Required work ▸ Copy each line with the word "diff" in it.
# # # # #
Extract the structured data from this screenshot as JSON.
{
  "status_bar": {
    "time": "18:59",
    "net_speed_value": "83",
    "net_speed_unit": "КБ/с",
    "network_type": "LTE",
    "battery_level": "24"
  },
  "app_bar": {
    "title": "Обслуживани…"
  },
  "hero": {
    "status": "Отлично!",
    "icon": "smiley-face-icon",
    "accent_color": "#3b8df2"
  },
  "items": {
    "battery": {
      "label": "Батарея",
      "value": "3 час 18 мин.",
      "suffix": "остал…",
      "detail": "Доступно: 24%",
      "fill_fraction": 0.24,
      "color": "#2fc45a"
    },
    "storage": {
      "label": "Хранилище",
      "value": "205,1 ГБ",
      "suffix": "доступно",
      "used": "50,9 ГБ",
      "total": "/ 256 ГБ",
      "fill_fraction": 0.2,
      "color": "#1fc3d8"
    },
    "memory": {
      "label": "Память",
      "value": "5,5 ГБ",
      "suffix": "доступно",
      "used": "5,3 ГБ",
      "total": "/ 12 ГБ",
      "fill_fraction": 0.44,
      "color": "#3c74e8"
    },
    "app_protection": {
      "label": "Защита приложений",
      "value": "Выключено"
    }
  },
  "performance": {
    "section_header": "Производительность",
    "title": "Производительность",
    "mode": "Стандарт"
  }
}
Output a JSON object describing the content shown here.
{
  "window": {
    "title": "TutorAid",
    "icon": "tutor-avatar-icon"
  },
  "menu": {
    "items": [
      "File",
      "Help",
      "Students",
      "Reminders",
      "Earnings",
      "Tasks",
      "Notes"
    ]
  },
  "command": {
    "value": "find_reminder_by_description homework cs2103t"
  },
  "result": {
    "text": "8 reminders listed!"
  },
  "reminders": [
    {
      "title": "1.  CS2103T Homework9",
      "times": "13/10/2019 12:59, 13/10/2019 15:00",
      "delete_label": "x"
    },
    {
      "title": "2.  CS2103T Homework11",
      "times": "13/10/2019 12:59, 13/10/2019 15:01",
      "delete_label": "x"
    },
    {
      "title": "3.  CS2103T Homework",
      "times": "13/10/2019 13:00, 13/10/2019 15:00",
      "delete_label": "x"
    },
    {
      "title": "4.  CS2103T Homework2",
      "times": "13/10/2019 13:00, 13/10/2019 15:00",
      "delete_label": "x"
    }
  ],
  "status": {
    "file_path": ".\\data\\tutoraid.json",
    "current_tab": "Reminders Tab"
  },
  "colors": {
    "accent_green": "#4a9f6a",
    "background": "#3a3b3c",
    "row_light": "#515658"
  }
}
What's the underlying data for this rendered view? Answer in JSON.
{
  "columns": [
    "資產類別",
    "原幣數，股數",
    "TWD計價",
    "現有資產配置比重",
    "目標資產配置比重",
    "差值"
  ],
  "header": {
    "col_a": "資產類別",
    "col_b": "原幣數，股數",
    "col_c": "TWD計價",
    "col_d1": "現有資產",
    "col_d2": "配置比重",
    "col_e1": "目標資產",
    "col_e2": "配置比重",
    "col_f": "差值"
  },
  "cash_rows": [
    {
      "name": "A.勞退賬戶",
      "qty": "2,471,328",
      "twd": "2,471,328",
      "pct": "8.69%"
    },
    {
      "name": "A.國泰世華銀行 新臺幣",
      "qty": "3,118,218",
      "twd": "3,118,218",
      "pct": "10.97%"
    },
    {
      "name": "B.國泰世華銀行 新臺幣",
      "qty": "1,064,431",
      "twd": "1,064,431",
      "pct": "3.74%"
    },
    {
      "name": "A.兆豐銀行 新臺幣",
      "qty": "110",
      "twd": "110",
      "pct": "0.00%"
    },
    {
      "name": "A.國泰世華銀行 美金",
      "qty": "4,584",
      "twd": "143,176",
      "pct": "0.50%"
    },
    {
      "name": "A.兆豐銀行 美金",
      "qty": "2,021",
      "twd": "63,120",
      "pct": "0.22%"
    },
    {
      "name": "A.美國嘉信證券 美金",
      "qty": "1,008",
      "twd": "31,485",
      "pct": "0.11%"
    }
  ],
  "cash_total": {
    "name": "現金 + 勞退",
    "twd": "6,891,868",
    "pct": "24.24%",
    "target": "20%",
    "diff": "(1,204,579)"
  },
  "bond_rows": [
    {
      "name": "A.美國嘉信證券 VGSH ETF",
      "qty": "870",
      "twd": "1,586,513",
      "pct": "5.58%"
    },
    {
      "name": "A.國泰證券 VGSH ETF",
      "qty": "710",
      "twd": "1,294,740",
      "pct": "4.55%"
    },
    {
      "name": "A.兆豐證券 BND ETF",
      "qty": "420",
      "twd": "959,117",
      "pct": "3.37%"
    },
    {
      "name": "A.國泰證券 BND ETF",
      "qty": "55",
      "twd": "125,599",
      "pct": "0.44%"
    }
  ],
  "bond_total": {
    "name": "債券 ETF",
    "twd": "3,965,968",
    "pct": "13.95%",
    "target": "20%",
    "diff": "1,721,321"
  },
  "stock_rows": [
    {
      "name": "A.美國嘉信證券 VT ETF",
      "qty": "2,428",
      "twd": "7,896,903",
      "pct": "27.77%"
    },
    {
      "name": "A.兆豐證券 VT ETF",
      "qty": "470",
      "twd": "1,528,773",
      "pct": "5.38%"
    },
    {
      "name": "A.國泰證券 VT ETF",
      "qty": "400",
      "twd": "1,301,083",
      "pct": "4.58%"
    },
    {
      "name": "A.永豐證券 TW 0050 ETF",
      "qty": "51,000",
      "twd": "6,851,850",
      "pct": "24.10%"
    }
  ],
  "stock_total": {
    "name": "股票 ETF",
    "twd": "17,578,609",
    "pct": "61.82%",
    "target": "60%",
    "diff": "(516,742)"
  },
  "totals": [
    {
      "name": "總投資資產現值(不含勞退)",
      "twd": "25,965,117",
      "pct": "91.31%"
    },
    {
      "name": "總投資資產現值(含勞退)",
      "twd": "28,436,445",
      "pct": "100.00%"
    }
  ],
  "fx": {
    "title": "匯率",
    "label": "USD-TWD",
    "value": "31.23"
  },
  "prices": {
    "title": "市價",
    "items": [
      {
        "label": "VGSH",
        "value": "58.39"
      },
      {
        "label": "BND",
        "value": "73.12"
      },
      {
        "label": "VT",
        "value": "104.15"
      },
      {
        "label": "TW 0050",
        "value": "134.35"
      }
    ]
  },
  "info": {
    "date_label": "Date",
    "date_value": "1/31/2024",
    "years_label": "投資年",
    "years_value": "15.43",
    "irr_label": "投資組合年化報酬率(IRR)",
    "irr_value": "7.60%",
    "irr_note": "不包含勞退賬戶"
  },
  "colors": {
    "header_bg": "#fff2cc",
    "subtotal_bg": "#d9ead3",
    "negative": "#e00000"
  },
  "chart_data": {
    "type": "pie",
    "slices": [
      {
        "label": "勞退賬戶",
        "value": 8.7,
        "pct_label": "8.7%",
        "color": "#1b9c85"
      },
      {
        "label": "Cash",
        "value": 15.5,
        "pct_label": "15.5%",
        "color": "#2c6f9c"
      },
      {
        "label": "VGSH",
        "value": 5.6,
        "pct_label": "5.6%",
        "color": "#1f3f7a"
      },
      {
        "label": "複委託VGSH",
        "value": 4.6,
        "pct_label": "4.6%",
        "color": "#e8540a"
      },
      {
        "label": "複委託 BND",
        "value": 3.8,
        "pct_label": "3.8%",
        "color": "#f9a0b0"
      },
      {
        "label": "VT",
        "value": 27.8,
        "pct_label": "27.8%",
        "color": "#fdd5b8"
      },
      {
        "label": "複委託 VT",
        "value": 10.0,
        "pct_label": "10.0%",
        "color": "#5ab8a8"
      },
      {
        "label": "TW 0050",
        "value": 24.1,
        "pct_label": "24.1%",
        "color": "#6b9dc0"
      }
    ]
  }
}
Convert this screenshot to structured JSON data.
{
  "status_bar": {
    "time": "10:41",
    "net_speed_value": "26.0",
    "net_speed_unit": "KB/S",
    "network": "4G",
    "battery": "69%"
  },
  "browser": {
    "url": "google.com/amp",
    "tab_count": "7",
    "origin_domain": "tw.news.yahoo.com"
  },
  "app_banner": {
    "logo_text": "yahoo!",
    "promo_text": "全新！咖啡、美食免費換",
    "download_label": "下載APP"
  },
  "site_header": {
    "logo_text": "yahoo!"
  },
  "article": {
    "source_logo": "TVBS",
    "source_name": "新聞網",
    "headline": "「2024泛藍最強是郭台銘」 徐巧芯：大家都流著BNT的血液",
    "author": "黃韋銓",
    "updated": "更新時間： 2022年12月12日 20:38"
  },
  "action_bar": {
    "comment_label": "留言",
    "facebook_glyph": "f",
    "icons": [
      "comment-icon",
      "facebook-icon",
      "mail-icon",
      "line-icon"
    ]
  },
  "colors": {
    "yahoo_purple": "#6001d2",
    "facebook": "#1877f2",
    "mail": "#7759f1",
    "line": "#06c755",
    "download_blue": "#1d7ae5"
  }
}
# # # # #
Written solution ▸
    "diff": "(1,204,579)"
    "diff": "1,721,321"
    "diff": "(516,742)"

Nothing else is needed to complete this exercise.